WHAT TO DO:
1: In the dated entries below, how cold is it outdoors in the entry that begins "From squished and giggling"?
2: Using the dated entries below, mark each statement yes or no and quote the deciding words: (a) The phone announces "GPS SIGNAL LOST!" (b) The barns of central Pennsylvania are described as red. (c) The 2/16/15 entry includes a birthday wish for Aimee.

SOURCE EXCERPT:
Weeks later, though, I thought he might be right. Months later, I know it to be true.
9/20/14, 8:57a – I hope that when I’m dead and dirt, people look back at my life and say, “She had some trials, and it was often hard, but she was always happy and in motion.”
2/12/15, 3:08p – To see the golden blue of an icy sky and the cool brown of snow-crusted cornfields is a refreshing blast of winter contrast across the curves of central Pennsylvania – where the white barns are whiter than the whitest snow.
2/13/15, 8a – Once again, a decision. I am torn between the city and the not, drawn away from vertical beings with backbones of steel and skins of glass, propelled towards the open air – pulsing in quivering emptiness like lungs along the spines of mountains, oxygen borne on veins of rivers . . . City or country? – life beats in both, peaking and dipping across their vibrant skylines and ridgelines, an EKG for all to see. Where to root; where to breathe; where to let a place’s lifeblood flow through me; where to grow and thrive myself? . . .
9:38a – From squished and giggling in a tight booth for sweaty breakfast, to the glorious outdoors at a balmy 13°: life lived at extremes, just the way I like it.
2/16/15, 4:43p – On these zero-degree days, smokey breath from hot chimneys plumes in thick columns, blocking out the dark green pines behind, as if someone smudged an eraser to grey and blot the treescape. (Happy birthday, Aimee).
2/22/15, 11:06a – Someone with a huge paintbrush swiped wisps of clouds into the sky.
2/23/15, 10:38a – Even though I’ve been on the road often lately – for hundreds and hundreds of miles – it never gets any less annoying when my phone cheerily shrieks, “GPS SIGNAL LOST!” at a crucial moment – as if she’s chipper to inform me – happy to be of help – in any situation, even one where she’s failed me.

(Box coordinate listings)
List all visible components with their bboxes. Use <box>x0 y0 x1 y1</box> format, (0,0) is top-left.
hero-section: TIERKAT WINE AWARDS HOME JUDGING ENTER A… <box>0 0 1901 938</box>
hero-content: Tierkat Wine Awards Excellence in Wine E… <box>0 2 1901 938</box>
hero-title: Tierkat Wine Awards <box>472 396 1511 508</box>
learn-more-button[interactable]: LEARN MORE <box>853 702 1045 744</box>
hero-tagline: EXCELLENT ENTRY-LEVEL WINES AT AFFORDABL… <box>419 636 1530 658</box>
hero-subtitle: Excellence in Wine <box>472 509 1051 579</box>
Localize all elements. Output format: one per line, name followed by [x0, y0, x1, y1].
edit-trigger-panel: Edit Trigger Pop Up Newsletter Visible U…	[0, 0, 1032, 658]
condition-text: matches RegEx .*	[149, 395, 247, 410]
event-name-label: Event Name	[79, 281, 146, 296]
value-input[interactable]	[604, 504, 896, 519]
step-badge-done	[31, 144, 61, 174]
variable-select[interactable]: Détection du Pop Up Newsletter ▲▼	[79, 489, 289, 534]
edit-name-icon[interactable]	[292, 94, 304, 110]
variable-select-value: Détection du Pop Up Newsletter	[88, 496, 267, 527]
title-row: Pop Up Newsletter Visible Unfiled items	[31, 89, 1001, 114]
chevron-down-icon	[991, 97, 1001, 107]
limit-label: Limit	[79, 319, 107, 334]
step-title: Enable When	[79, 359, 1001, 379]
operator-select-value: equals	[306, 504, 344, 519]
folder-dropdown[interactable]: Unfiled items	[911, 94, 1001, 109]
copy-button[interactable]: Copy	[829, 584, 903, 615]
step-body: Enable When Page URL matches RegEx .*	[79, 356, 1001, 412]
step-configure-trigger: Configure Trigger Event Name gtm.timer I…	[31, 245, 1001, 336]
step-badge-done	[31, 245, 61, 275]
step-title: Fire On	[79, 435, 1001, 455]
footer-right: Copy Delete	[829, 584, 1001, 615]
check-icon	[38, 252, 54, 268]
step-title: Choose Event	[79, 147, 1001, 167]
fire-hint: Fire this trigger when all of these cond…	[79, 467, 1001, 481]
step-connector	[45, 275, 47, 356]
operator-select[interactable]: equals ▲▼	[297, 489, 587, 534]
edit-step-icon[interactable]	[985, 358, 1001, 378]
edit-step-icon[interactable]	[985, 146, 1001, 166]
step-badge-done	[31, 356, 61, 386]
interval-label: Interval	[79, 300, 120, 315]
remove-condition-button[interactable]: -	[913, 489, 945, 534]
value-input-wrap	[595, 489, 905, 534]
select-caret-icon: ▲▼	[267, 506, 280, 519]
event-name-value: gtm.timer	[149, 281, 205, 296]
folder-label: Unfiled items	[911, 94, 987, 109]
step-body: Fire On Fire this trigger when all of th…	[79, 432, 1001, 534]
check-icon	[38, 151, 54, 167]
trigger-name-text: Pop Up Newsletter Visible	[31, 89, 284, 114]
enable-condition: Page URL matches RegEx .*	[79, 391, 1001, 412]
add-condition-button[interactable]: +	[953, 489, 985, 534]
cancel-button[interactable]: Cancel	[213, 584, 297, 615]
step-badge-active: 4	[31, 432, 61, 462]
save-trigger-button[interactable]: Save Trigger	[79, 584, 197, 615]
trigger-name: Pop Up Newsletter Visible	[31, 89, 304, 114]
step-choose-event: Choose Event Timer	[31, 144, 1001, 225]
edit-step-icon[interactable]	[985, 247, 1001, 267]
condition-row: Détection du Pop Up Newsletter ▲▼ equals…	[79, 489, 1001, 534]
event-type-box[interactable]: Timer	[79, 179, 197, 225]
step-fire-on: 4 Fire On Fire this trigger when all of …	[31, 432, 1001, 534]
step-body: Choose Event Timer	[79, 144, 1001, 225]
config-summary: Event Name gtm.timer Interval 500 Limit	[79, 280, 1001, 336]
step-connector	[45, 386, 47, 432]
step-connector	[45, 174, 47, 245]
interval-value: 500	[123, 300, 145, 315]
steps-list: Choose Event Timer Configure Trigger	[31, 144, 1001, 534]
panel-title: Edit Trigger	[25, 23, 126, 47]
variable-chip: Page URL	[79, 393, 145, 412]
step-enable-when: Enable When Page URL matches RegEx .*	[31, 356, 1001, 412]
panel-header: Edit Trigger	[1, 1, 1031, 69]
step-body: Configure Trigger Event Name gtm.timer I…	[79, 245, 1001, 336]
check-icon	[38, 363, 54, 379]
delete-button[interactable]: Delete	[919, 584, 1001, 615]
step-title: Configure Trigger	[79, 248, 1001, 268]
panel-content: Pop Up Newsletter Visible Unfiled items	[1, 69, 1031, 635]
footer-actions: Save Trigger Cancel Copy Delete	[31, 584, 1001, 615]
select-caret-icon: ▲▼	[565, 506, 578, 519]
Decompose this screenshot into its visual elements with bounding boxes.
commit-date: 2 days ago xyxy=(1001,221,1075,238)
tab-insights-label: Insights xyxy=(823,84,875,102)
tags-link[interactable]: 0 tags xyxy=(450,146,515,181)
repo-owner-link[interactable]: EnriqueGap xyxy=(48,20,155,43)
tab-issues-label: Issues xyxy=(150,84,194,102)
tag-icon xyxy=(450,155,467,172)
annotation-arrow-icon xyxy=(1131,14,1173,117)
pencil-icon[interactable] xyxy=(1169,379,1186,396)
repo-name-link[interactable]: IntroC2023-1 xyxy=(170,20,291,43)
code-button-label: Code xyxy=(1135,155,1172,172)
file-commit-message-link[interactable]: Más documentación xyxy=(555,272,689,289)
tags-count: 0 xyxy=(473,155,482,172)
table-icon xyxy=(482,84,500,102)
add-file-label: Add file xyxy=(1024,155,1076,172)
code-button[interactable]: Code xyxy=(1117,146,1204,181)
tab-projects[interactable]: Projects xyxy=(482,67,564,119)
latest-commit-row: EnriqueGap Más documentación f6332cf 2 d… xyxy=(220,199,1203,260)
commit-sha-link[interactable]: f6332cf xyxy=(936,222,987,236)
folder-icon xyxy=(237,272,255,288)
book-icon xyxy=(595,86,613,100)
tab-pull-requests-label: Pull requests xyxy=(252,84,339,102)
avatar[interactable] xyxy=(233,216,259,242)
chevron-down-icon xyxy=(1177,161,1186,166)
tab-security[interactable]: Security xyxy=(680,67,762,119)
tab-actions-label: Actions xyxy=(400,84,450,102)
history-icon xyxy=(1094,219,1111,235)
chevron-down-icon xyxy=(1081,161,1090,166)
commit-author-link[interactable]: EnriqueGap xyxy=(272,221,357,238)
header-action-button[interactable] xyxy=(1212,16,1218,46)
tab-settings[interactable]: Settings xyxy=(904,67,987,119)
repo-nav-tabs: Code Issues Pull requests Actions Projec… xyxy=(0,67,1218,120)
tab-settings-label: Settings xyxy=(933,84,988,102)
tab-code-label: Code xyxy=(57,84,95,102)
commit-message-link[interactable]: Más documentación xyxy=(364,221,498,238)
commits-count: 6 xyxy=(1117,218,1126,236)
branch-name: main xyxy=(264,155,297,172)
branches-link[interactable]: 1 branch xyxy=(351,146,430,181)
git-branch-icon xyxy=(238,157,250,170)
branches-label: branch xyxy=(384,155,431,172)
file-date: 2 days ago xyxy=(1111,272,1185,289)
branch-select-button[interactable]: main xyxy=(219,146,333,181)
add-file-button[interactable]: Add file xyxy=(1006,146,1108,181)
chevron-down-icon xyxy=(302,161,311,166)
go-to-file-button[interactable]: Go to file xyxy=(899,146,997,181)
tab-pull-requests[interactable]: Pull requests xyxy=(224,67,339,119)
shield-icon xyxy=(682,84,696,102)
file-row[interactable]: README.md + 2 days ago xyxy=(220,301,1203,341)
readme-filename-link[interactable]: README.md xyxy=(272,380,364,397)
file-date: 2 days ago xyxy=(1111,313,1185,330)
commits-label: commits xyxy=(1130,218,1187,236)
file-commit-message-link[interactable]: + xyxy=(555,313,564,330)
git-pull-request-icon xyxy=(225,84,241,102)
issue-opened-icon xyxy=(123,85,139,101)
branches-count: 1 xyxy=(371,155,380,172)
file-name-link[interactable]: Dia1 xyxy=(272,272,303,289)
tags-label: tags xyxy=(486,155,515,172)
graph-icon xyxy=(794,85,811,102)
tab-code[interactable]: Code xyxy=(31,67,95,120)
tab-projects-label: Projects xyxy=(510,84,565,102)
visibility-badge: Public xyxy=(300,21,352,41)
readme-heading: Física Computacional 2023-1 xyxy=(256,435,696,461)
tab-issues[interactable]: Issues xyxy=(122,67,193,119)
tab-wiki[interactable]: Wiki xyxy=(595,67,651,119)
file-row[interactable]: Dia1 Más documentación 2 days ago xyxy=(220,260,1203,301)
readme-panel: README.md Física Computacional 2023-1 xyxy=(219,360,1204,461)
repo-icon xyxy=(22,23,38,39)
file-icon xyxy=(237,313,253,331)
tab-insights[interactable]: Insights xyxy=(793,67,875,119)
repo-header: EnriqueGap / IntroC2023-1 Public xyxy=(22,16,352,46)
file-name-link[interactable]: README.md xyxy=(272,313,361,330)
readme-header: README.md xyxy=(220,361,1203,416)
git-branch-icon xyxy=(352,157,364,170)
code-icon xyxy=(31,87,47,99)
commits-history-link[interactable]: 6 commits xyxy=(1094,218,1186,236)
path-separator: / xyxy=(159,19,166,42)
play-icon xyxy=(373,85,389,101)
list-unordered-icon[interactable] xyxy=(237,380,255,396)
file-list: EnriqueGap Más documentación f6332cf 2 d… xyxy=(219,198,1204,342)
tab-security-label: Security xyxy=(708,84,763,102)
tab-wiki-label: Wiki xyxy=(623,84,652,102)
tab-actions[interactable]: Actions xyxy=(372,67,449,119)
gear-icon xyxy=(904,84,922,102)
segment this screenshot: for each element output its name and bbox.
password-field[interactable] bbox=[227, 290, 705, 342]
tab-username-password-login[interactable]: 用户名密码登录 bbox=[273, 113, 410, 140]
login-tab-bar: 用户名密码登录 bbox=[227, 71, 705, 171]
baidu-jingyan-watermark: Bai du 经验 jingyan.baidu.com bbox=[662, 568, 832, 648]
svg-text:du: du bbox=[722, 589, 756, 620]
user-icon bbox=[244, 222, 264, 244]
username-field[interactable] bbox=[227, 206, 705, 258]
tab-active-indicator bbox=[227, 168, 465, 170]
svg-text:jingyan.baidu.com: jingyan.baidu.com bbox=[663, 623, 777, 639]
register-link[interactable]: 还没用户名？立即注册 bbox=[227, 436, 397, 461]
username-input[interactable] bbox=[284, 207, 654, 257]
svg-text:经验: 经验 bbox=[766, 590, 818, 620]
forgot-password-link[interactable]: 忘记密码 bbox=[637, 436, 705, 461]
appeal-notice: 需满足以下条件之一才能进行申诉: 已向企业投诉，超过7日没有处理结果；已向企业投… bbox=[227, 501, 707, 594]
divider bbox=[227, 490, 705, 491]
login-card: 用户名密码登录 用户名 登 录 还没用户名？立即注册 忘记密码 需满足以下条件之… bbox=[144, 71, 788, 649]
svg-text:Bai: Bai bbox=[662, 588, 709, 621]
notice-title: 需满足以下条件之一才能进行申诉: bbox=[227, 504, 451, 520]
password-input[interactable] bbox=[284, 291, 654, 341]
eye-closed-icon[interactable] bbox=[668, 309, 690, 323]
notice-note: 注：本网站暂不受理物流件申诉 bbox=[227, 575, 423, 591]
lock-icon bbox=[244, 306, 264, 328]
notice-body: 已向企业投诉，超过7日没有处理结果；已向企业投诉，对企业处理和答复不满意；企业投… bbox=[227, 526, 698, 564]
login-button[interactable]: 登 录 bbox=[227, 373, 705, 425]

COMPLETED EXERCISE:
1: A balmy 13°.

2:
(a) Yes: "my phone cheerily shrieks, “GPS SIGNAL LOST!”"
(b) No: "the white barns are whiter than the whitest snow"
(c) Yes: "(Happy birthday, Aimee)."